→ **YOUR GOAL**: Copy each line below in which the string "this" occurs.

→ **LISTING**:
+---+
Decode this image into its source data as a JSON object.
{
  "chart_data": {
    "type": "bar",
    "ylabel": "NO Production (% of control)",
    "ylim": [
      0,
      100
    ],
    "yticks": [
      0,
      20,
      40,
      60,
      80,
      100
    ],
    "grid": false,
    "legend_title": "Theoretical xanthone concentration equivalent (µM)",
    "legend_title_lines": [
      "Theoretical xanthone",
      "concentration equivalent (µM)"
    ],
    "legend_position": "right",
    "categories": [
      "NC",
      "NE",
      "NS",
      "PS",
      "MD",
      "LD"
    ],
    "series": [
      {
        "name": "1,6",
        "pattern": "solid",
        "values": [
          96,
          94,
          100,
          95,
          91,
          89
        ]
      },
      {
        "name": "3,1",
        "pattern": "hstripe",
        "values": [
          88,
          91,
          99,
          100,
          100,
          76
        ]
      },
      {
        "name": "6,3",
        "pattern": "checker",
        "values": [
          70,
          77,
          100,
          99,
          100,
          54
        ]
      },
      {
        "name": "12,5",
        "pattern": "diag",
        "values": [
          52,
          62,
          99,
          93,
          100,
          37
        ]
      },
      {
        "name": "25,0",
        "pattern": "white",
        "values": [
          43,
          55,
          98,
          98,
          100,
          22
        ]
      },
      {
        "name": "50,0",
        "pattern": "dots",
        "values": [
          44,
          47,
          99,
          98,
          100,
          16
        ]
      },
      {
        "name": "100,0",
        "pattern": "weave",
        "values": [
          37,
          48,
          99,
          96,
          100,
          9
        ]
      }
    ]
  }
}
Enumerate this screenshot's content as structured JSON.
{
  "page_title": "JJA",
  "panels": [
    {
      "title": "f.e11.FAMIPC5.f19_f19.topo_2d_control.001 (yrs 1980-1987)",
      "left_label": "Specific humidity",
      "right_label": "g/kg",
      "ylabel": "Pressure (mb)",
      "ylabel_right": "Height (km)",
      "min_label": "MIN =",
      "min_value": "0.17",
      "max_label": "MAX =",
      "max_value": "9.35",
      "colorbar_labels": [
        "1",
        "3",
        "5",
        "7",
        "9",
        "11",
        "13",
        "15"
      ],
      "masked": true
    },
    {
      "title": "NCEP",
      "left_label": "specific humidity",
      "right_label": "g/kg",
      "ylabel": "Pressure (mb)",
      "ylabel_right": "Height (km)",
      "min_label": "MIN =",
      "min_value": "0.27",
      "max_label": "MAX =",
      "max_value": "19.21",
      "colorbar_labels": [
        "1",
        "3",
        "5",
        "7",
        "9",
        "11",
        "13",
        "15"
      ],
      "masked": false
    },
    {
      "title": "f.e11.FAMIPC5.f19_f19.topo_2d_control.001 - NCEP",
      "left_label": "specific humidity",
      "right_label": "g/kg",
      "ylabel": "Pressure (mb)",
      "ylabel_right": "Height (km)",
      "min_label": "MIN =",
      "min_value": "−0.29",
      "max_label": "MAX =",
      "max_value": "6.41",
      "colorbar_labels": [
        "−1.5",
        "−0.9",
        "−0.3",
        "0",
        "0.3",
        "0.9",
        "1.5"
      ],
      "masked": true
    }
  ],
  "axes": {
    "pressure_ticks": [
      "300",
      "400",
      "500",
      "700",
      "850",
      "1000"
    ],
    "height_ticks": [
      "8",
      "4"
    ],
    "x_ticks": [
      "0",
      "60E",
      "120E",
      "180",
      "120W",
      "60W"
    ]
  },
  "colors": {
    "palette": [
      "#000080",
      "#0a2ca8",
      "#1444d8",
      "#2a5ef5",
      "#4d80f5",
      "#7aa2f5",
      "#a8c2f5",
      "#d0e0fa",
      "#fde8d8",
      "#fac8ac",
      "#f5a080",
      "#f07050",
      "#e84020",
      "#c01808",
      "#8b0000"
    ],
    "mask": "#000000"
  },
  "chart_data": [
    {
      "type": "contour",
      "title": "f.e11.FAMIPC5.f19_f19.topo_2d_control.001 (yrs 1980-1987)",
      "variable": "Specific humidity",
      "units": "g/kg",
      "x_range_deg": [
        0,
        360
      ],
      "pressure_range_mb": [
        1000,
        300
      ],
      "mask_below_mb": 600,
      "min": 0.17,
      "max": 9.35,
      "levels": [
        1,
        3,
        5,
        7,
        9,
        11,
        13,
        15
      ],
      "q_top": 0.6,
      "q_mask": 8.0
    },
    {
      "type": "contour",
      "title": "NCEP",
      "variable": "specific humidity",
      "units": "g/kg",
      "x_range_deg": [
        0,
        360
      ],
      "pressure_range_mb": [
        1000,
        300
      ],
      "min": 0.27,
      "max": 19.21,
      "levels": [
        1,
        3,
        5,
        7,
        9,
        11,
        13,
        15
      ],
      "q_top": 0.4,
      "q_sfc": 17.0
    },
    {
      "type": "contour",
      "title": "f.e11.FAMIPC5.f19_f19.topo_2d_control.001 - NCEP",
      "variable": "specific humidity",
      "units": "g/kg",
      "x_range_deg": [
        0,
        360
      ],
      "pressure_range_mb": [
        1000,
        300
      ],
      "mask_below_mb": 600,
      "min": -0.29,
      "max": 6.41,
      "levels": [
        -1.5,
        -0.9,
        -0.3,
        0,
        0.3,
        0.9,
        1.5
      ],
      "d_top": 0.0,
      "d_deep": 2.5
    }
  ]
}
+---+
→ **SOLUTION TO THE PROBLEM**:
Decode this image into its source data as a JSON object.
Enumerate this screenshot's content as structured JSON.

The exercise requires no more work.